* [WORK TO BE COMPLETED] Out of the lines below, please list those that hold the string "name".

Saved entries

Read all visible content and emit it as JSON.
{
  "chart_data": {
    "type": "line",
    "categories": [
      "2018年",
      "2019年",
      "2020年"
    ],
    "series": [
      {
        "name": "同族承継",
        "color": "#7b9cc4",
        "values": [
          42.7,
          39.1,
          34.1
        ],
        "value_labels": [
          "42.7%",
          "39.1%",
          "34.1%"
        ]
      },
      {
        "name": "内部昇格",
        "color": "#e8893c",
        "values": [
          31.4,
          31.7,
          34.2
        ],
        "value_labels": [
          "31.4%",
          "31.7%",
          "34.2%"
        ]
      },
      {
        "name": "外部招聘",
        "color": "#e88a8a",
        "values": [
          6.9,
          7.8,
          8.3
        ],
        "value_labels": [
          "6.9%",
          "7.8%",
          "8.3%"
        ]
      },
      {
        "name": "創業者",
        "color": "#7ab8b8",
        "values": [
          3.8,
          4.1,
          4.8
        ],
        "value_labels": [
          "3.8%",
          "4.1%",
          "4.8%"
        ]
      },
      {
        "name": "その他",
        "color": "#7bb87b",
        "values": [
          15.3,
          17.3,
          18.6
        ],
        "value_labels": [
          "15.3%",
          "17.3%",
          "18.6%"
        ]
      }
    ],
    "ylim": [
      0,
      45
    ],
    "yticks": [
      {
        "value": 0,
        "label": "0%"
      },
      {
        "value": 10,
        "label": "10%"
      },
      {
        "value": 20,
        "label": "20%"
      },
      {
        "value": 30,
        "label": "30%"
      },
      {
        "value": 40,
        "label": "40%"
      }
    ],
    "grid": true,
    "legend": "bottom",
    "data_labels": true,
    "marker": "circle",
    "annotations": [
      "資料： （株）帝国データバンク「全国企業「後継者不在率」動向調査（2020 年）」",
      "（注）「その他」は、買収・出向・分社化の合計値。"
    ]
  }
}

* [SOLUTION FOR THIS EXERCISE]
        "name": "同族承継",
        "name": "内部昇格",
        "name": "外部招聘",
        "name": "創業者",
        "name": "その他",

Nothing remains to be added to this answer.